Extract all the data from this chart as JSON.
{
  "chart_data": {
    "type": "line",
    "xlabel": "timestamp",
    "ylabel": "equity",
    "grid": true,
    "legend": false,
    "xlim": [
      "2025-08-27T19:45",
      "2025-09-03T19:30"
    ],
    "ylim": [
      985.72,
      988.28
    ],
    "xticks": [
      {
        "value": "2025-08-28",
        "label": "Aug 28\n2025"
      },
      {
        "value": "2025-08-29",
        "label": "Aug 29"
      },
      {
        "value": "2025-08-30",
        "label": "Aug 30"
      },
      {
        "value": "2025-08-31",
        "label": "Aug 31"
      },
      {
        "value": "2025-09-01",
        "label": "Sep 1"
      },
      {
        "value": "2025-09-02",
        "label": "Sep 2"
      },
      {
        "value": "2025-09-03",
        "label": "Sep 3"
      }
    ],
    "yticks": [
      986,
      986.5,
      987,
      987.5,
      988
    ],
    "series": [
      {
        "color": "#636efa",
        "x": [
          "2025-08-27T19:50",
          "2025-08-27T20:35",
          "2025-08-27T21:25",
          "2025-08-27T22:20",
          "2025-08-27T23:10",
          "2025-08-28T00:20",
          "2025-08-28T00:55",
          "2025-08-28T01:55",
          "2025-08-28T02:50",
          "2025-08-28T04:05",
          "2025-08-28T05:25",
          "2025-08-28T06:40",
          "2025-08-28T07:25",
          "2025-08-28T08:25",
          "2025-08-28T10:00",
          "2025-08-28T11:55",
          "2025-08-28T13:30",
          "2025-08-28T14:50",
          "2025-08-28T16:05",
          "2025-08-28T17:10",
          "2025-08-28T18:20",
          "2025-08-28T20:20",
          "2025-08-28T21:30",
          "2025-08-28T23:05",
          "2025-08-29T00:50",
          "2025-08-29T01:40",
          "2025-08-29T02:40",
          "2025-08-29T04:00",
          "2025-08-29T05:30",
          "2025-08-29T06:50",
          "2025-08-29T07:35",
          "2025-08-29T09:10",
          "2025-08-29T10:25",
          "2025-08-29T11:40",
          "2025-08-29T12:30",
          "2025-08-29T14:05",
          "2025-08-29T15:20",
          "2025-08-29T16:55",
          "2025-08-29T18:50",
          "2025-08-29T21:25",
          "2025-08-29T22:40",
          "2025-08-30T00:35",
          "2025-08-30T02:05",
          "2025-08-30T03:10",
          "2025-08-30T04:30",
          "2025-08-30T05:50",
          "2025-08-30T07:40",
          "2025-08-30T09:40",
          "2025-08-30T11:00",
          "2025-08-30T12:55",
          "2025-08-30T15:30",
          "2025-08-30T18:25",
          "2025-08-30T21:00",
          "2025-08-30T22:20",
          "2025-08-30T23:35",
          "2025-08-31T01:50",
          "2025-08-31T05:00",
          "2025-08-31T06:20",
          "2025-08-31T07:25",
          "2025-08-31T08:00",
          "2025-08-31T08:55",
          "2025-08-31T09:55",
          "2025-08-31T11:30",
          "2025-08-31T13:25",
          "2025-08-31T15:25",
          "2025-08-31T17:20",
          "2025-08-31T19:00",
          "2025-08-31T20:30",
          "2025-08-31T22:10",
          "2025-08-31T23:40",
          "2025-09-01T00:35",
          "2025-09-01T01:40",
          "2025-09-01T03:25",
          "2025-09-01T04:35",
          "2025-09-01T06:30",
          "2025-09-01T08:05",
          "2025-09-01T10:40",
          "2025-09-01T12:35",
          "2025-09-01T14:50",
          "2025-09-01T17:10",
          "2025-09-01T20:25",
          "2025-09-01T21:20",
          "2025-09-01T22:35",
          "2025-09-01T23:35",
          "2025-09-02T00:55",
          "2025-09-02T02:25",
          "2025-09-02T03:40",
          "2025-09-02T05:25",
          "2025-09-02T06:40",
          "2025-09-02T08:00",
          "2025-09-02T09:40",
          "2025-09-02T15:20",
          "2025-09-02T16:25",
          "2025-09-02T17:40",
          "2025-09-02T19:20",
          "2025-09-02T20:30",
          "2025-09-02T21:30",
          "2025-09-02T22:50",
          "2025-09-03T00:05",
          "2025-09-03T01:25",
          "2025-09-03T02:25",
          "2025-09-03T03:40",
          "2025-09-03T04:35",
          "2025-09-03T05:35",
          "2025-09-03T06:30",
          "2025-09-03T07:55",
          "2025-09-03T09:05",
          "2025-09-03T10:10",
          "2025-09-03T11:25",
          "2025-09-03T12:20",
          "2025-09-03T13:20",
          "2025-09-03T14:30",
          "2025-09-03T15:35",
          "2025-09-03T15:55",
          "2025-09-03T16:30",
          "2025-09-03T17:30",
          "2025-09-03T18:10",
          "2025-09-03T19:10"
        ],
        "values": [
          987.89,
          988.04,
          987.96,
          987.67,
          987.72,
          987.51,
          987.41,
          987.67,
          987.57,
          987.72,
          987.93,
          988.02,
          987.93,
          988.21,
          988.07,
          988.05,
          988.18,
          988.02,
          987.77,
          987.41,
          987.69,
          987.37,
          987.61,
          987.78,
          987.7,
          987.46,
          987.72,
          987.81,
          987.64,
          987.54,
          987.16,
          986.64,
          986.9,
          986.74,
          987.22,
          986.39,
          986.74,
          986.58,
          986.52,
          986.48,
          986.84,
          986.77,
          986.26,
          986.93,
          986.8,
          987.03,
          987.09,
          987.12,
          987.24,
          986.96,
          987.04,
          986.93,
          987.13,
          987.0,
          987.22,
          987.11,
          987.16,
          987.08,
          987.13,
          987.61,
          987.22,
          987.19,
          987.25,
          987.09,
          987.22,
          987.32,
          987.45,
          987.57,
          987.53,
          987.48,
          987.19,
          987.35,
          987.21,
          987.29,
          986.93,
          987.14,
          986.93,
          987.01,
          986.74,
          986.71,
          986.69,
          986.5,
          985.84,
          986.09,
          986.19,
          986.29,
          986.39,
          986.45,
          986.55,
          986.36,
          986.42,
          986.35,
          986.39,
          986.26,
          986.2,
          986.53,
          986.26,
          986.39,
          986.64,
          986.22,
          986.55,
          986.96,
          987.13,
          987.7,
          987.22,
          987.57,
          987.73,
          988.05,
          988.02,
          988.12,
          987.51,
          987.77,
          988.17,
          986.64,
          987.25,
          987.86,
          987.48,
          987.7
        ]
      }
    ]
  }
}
============================================================
> AIM OF THE EXERCISE: Reproduce each entry exactly, leaving out nothing.

> OUTPUT OF THE TASK:
Extract all the data from this chart as JSON.
{
  "chart_data": {
    "type": "line",
    "xlabel": "timestamp",
    "ylabel": "equity",
    "grid": true,
    "legend": false,
    "xlim": [
      "2025-08-27T19:45",
      "2025-09-03T19:30"
    ],
    "ylim": [
      985.72,
      988.28
    ],
    "xticks": [
      {
        "value": "2025-08-28",
        "label": "Aug 28\n2025"
      },
      {
        "value": "2025-08-29",
        "label": "Aug 29"
      },
      {
        "value": "2025-08-30",
        "label": "Aug 30"
      },
      {
        "value": "2025-08-31",
        "label": "Aug 31"
      },
      {
        "value": "2025-09-01",
        "label": "Sep 1"
      },
      {
        "value": "2025-09-02",
        "label": "Sep 2"
      },
      {
        "value": "2025-09-03",
        "label": "Sep 3"
      }
    ],
    "yticks": [
      986,
      986.5,
      987,
      987.5,
      988
    ],
    "series": [
      {
        "color": "#636efa",
        "x": [
          "2025-08-27T19:50",
          "2025-08-27T20:35",
          "2025-08-27T21:25",
          "2025-08-27T22:20",
          "2025-08-27T23:10",
          "2025-08-28T00:20",
          "2025-08-28T00:55",
          "2025-08-28T01:55",
          "2025-08-28T02:50",
          "2025-08-28T04:05",
          "2025-08-28T05:25",
          "2025-08-28T06:40",
          "2025-08-28T07:25",
          "2025-08-28T08:25",
          "2025-08-28T10:00",
          "2025-08-28T11:55",
          "2025-08-28T13:30",
          "2025-08-28T14:50",
          "2025-08-28T16:05",
          "2025-08-28T17:10",
          "2025-08-28T18:20",
          "2025-08-28T20:20",
          "2025-08-28T21:30",
          "2025-08-28T23:05",
          "2025-08-29T00:50",
          "2025-08-29T01:40",
          "2025-08-29T02:40",
          "2025-08-29T04:00",
          "2025-08-29T05:30",
          "2025-08-29T06:50",
          "2025-08-29T07:35",
          "2025-08-29T09:10",
          "2025-08-29T10:25",
          "2025-08-29T11:40",
          "2025-08-29T12:30",
          "2025-08-29T14:05",
          "2025-08-29T15:20",
          "2025-08-29T16:55",
          "2025-08-29T18:50",
          "2025-08-29T21:25",
          "2025-08-29T22:40",
          "2025-08-30T00:35",
          "2025-08-30T02:05",
          "2025-08-30T03:10",
          "2025-08-30T04:30",
          "2025-08-30T05:50",
          "2025-08-30T07:40",
          "2025-08-30T09:40",
          "2025-08-30T11:00",
          "2025-08-30T12:55",
          "2025-08-30T15:30",
          "2025-08-30T18:25",
          "2025-08-30T21:00",
          "2025-08-30T22:20",
          "2025-08-30T23:35",
          "2025-08-31T01:50",
          "2025-08-31T05:00",
          "2025-08-31T06:20",
          "2025-08-31T07:25",
          "2025-08-31T08:00",
          "2025-08-31T08:55",
          "2025-08-31T09:55",
          "2025-08-31T11:30",
          "2025-08-31T13:25",
          "2025-08-31T15:25",
          "2025-08-31T17:20",
          "2025-08-31T19:00",
          "2025-08-31T20:30",
          "2025-08-31T22:10",
          "2025-08-31T23:40",
          "2025-09-01T00:35",
          "2025-09-01T01:40",
          "2025-09-01T03:25",
          "2025-09-01T04:35",
          "2025-09-01T06:30",
          "2025-09-01T08:05",
          "2025-09-01T10:40",
          "2025-09-01T12:35",
          "2025-09-01T14:50",
          "2025-09-01T17:10",
          "2025-09-01T20:25",
          "2025-09-01T21:20",
          "2025-09-01T22:35",
          "2025-09-01T23:35",
          "2025-09-02T00:55",
          "2025-09-02T02:25",
          "2025-09-02T03:40",
          "2025-09-02T05:25",
          "2025-09-02T06:40",
          "2025-09-02T08:00",
          "2025-09-02T09:40",
          "2025-09-02T15:20",
          "2025-09-02T16:25",
          "2025-09-02T17:40",
          "2025-09-02T19:20",
          "2025-09-02T20:30",
          "2025-09-02T21:30",
          "2025-09-02T22:50",
          "2025-09-03T00:05",
          "2025-09-03T01:25",
          "2025-09-03T02:25",
          "2025-09-03T03:40",
          "2025-09-03T04:35",
          "2025-09-03T05:35",
          "2025-09-03T06:30",
          "2025-09-03T07:55",
          "2025-09-03T09:05",
          "2025-09-03T10:10",
          "2025-09-03T11:25",
          "2025-09-03T12:20",
          "2025-09-03T13:20",
          "2025-09-03T14:30",
          "2025-09-03T15:35",
          "2025-09-03T15:55",
          "2025-09-03T16:30",
          "2025-09-03T17:30",
          "2025-09-03T18:10",
          "2025-09-03T19:10"
        ],
        "values": [
          987.89,
          988.04,
          987.96,
          987.67,
          987.72,
          987.51,
          987.41,
          987.67,
          987.57,
          987.72,
          987.93,
          988.02,
          987.93,
          988.21,
          988.07,
          988.05,
          988.18,
          988.02,
          987.77,
          987.41,
          987.69,
          987.37,
          987.61,
          987.78,
          987.7,
          987.46,
          987.72,
          987.81,
          987.64,
          987.54,
          987.16,
          986.64,
          986.9,
          986.74,
          987.22,
          986.39,
          986.74,
          986.58,
          986.52,
          986.48,
          986.84,
          986.77,
          986.26,
          986.93,
          986.8,
          987.03,
          987.09,
          987.12,
          987.24,
          986.96,
          987.04,
          986.93,
          987.13,
          987.0,
          987.22,
          987.11,
          987.16,
          987.08,
          987.13,
          987.61,
          987.22,
          987.19,
          987.25,
          987.09,
          987.22,
          987.32,
          987.45,
          987.57,
          987.53,
          987.48,
          987.19,
          987.35,
          987.21,
          987.29,
          986.93,
          987.14,
          986.93,
          987.01,
          986.74,
          986.71,
          986.69,
          986.5,
          985.84,
          986.09,
          986.19,
          986.29,
          986.39,
          986.45,
          986.55,
          986.36,
          986.42,
          986.35,
          986.39,
          986.26,
          986.2,
          986.53,
          986.26,
          986.39,
          986.64,
          986.22,
          986.55,
          986.96,
          987.13,
          987.7,
          987.22,
          987.57,
          987.73,
          988.05,
          988.02,
          988.12,
          987.51,
          987.77,
          988.17,
          986.64,
          987.25,
          987.86,
          987.48,
          987.7
        ]
      }
    ]
  }
}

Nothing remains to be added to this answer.